■ DESCRIPTION OF THE TASK
Copy out every one of the entries below, keeping each line identical to the original.

■ RECORDS TO PROCESS
--------------------

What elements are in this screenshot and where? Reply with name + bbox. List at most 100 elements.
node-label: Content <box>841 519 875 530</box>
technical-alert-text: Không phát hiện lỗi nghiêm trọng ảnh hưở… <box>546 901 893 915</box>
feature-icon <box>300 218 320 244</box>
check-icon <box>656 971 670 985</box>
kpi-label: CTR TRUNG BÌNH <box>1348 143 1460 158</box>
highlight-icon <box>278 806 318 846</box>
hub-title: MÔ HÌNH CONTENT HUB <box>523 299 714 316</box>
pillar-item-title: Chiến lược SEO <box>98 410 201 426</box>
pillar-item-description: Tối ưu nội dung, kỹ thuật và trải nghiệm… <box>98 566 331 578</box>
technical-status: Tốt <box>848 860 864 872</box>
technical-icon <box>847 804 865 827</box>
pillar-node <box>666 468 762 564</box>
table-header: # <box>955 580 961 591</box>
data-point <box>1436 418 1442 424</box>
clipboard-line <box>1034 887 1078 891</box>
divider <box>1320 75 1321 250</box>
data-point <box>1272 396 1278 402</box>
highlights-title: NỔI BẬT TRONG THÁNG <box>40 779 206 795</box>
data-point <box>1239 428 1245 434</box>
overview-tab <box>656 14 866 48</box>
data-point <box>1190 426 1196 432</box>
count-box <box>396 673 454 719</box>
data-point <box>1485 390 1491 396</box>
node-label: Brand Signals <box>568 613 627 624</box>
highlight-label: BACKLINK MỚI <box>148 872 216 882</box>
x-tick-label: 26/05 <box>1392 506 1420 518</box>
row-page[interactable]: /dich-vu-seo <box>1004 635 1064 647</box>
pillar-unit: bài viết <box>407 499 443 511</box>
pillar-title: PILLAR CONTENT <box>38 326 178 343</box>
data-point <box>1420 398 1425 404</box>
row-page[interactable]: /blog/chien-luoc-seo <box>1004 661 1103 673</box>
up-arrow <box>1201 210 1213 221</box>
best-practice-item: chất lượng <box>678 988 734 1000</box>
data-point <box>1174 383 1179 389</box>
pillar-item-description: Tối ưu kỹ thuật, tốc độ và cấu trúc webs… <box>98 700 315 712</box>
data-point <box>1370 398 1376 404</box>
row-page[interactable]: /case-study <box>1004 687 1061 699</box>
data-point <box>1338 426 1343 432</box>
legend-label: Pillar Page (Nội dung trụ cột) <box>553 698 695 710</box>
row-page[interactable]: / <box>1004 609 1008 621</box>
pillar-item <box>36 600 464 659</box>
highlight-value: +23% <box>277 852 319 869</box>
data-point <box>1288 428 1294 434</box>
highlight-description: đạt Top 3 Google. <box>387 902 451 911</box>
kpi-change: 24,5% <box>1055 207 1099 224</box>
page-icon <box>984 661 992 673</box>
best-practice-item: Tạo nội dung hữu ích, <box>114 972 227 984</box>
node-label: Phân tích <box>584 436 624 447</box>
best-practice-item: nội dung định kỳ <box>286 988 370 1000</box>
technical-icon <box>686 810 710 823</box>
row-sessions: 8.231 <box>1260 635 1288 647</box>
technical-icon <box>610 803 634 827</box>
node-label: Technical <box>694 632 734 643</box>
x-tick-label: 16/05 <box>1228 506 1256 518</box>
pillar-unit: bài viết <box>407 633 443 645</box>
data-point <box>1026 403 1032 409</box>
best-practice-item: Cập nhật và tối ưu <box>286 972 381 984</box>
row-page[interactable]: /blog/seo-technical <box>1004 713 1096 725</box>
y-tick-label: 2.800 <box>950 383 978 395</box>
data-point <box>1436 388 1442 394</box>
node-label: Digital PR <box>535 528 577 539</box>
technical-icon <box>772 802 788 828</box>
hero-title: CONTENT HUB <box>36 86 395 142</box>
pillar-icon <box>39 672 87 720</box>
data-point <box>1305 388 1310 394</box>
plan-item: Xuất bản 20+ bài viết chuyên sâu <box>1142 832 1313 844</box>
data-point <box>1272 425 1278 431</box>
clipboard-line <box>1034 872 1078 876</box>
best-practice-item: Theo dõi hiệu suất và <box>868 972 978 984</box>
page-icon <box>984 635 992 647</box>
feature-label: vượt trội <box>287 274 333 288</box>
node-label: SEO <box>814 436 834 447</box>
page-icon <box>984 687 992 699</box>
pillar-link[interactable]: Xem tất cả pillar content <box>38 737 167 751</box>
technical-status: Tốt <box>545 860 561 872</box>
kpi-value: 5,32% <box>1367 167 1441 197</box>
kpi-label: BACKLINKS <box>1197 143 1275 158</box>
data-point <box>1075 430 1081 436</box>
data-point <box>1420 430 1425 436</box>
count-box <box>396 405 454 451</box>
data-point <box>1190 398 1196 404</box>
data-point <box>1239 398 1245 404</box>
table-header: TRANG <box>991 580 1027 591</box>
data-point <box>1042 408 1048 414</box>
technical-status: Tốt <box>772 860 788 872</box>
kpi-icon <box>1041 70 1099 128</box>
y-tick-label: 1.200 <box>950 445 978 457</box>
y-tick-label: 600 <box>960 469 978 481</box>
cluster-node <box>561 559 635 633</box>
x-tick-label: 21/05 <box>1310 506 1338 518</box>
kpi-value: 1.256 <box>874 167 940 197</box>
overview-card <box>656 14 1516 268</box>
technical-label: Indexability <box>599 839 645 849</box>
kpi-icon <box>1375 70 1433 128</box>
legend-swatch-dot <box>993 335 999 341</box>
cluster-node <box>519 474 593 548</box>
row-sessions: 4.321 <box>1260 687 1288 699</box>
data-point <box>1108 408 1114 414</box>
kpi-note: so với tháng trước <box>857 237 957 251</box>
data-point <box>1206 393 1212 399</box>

--------------------

■ COMPLETED TASK
What elements are in this screenshot and where? Reply with name + bbox. List at most 100 elements.
node-label: Content <box>841 519 875 530</box>
technical-alert-text: Không phát hiện lỗi nghiêm trọng ảnh hưở… <box>546 901 893 915</box>
feature-icon <box>300 218 320 244</box>
check-icon <box>656 971 670 985</box>
kpi-label: CTR TRUNG BÌNH <box>1348 143 1460 158</box>
highlight-icon <box>278 806 318 846</box>
hub-title: MÔ HÌNH CONTENT HUB <box>523 299 714 316</box>
pillar-item-title: Chiến lược SEO <box>98 410 201 426</box>
pillar-item-description: Tối ưu nội dung, kỹ thuật và trải nghiệm… <box>98 566 331 578</box>
technical-status: Tốt <box>848 860 864 872</box>
technical-icon <box>847 804 865 827</box>
pillar-node <box>666 468 762 564</box>
table-header: # <box>955 580 961 591</box>
data-point <box>1436 418 1442 424</box>
clipboard-line <box>1034 887 1078 891</box>
divider <box>1320 75 1321 250</box>
data-point <box>1272 396 1278 402</box>
highlights-title: NỔI BẬT TRONG THÁNG <box>40 779 206 795</box>
data-point <box>1239 428 1245 434</box>
overview-tab <box>656 14 866 48</box>
data-point <box>1190 426 1196 432</box>
count-box <box>396 673 454 719</box>
data-point <box>1485 390 1491 396</box>
node-label: Brand Signals <box>568 613 627 624</box>
highlight-label: BACKLINK MỚI <box>148 872 216 882</box>
x-tick-label: 26/05 <box>1392 506 1420 518</box>
row-page[interactable]: /dich-vu-seo <box>1004 635 1064 647</box>
pillar-unit: bài viết <box>407 499 443 511</box>
pillar-title: PILLAR CONTENT <box>38 326 178 343</box>
data-point <box>1420 398 1425 404</box>
row-page[interactable]: /blog/chien-luoc-seo <box>1004 661 1103 673</box>
up-arrow <box>1201 210 1213 221</box>
best-practice-item: chất lượng <box>678 988 734 1000</box>
data-point <box>1174 383 1179 389</box>
pillar-item-description: Tối ưu kỹ thuật, tốc độ và cấu trúc webs… <box>98 700 315 712</box>
data-point <box>1370 398 1376 404</box>
row-page[interactable]: /case-study <box>1004 687 1061 699</box>
data-point <box>1338 426 1343 432</box>
legend-label: Pillar Page (Nội dung trụ cột) <box>553 698 695 710</box>
row-page[interactable]: / <box>1004 609 1008 621</box>
pillar-item <box>36 600 464 659</box>
highlight-value: +23% <box>277 852 319 869</box>
data-point <box>1288 428 1294 434</box>
highlight-description: đạt Top 3 Google. <box>387 902 451 911</box>
kpi-change: 24,5% <box>1055 207 1099 224</box>
page-icon <box>984 661 992 673</box>
best-practice-item: Tạo nội dung hữu ích, <box>114 972 227 984</box>
node-label: Phân tích <box>584 436 624 447</box>
best-practice-item: nội dung định kỳ <box>286 988 370 1000</box>
technical-icon <box>686 810 710 823</box>
row-sessions: 8.231 <box>1260 635 1288 647</box>
technical-icon <box>610 803 634 827</box>
node-label: Technical <box>694 632 734 643</box>
x-tick-label: 16/05 <box>1228 506 1256 518</box>
pillar-unit: bài viết <box>407 633 443 645</box>
data-point <box>1026 403 1032 409</box>
best-practice-item: Cập nhật và tối ưu <box>286 972 381 984</box>
row-page[interactable]: /blog/seo-technical <box>1004 713 1096 725</box>
y-tick-label: 2.800 <box>950 383 978 395</box>
data-point <box>1436 388 1442 394</box>
node-label: Digital PR <box>535 528 577 539</box>
technical-icon <box>772 802 788 828</box>
hero-title: CONTENT HUB <box>36 86 395 142</box>
pillar-icon <box>39 672 87 720</box>
data-point <box>1305 388 1310 394</box>
plan-item: Xuất bản 20+ bài viết chuyên sâu <box>1142 832 1313 844</box>
data-point <box>1272 425 1278 431</box>
clipboard-line <box>1034 872 1078 876</box>
best-practice-item: Theo dõi hiệu suất và <box>868 972 978 984</box>
page-icon <box>984 635 992 647</box>
feature-label: vượt trội <box>287 274 333 288</box>
node-label: SEO <box>814 436 834 447</box>
page-icon <box>984 687 992 699</box>
pillar-link[interactable]: Xem tất cả pillar content <box>38 737 167 751</box>
technical-status: Tốt <box>545 860 561 872</box>
kpi-value: 5,32% <box>1367 167 1441 197</box>
kpi-label: BACKLINKS <box>1197 143 1275 158</box>
data-point <box>1075 430 1081 436</box>
data-point <box>1420 430 1425 436</box>
count-box <box>396 405 454 451</box>
data-point <box>1190 398 1196 404</box>
data-point <box>1239 398 1245 404</box>
table-header: TRANG <box>991 580 1027 591</box>
data-point <box>1042 408 1048 414</box>
technical-status: Tốt <box>772 860 788 872</box>
kpi-icon <box>1041 70 1099 128</box>
y-tick-label: 1.200 <box>950 445 978 457</box>
y-tick-label: 600 <box>960 469 978 481</box>
cluster-node <box>561 559 635 633</box>
x-tick-label: 21/05 <box>1310 506 1338 518</box>
kpi-value: 1.256 <box>874 167 940 197</box>
overview-card <box>656 14 1516 268</box>
technical-label: Indexability <box>599 839 645 849</box>
kpi-icon <box>1375 70 1433 128</box>
legend-swatch-dot <box>993 335 999 341</box>
cluster-node <box>519 474 593 548</box>
row-sessions: 4.321 <box>1260 687 1288 699</box>
data-point <box>1108 408 1114 414</box>
kpi-note: so với tháng trước <box>857 237 957 251</box>
data-point <box>1206 393 1212 399</box>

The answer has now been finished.